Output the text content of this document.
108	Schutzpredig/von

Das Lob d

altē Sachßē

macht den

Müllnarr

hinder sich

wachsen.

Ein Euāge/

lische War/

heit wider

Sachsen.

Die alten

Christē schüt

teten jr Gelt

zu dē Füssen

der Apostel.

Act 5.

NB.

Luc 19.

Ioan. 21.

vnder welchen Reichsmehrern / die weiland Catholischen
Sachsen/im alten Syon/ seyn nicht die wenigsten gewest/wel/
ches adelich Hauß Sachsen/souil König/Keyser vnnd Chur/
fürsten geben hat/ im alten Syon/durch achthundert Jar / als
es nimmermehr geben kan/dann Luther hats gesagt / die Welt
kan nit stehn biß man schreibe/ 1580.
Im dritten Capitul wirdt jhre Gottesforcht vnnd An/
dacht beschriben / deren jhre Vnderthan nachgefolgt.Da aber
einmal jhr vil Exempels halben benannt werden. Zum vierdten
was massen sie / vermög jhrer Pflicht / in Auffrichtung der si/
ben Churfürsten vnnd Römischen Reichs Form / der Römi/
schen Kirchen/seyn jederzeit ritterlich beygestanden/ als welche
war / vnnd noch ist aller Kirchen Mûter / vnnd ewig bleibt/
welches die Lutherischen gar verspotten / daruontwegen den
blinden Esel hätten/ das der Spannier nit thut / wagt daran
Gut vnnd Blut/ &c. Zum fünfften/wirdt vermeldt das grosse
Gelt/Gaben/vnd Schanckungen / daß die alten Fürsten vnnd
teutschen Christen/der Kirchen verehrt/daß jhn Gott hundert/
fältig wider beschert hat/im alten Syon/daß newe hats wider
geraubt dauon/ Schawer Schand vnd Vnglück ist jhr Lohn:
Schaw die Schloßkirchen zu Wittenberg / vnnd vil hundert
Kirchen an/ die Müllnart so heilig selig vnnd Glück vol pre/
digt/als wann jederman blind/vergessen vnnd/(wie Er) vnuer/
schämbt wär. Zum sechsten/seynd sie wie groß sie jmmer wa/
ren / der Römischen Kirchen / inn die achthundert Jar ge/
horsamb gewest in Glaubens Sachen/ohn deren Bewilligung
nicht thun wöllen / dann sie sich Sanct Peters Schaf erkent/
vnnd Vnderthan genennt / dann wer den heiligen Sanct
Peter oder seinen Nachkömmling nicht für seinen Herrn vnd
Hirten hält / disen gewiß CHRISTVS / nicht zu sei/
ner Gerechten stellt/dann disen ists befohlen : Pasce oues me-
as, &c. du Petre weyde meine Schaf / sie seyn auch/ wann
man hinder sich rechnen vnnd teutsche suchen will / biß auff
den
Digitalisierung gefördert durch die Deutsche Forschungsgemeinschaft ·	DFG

» **AIM OF THE EXERCISE**: Give the data again, exactly as it stands.

» **REPLY TO THE EXERCISE**:
Output the text content of this document.
108	Schutzpredig/von

Das Lob d

altē Sachßē

macht den

Müllnarr

hinder sich

wachsen.

Ein Euāge/

lische War/

heit wider

Sachsen.

Die alten

Christē schüt

teten jr Gelt

zu dē Füssen

der Apostel.

Act 5.

NB.

Luc 19.

Ioan. 21.

vnder welchen Reichsmehrern / die weiland Catholischen
Sachsen/im alten Syon/ seyn nicht die wenigsten gewest/wel/
ches adelich Hauß Sachsen/souil König/Keyser vnnd Chur/
fürsten geben hat/ im alten Syon/durch achthundert Jar / als
es nimmermehr geben kan/dann Luther hats gesagt / die Welt
kan nit stehn biß man schreibe/ 1580.
Im dritten Capitul wirdt jhre Gottesforcht vnnd An/
dacht beschriben / deren jhre Vnderthan nachgefolgt.Da aber
einmal jhr vil Exempels halben benannt werden. Zum vierdten
was massen sie / vermög jhrer Pflicht / in Auffrichtung der si/
ben Churfürsten vnnd Römischen Reichs Form / der Römi/
schen Kirchen/seyn jederzeit ritterlich beygestanden/ als welche
war / vnnd noch ist aller Kirchen Mûter / vnnd ewig bleibt/
welches die Lutherischen gar verspotten / daruontwegen den
blinden Esel hätten/ das der Spannier nit thut / wagt daran
Gut vnnd Blut/ &c. Zum fünfften/wirdt vermeldt das grosse
Gelt/Gaben/vnd Schanckungen / daß die alten Fürsten vnnd
teutschen Christen/der Kirchen verehrt/daß jhn Gott hundert/
fältig wider beschert hat/im alten Syon/daß newe hats wider
geraubt dauon/ Schawer Schand vnd Vnglück ist jhr Lohn:
Schaw die Schloßkirchen zu Wittenberg / vnnd vil hundert
Kirchen an/ die Müllnart so heilig selig vnnd Glück vol pre/
digt/als wann jederman blind/vergessen vnnd/(wie Er) vnuer/
schämbt wär. Zum sechsten/seynd sie wie groß sie jmmer wa/
ren / der Römischen Kirchen / inn die achthundert Jar ge/
horsamb gewest in Glaubens Sachen/ohn deren Bewilligung
nicht thun wöllen / dann sie sich Sanct Peters Schaf erkent/
vnnd Vnderthan genennt / dann wer den heiligen Sanct
Peter oder seinen Nachkömmling nicht für seinen Herrn vnd
Hirten hält / disen gewiß CHRISTVS / nicht zu sei/
ner Gerechten stellt/dann disen ists befohlen : Pasce oues me-
as, &c. du Petre weyde meine Schaf / sie seyn auch/ wann
man hinder sich rechnen vnnd teutsche suchen will / biß auff
den
Digitalisierung gefördert durch die Deutsche Forschungsgemeinschaft ·	DFG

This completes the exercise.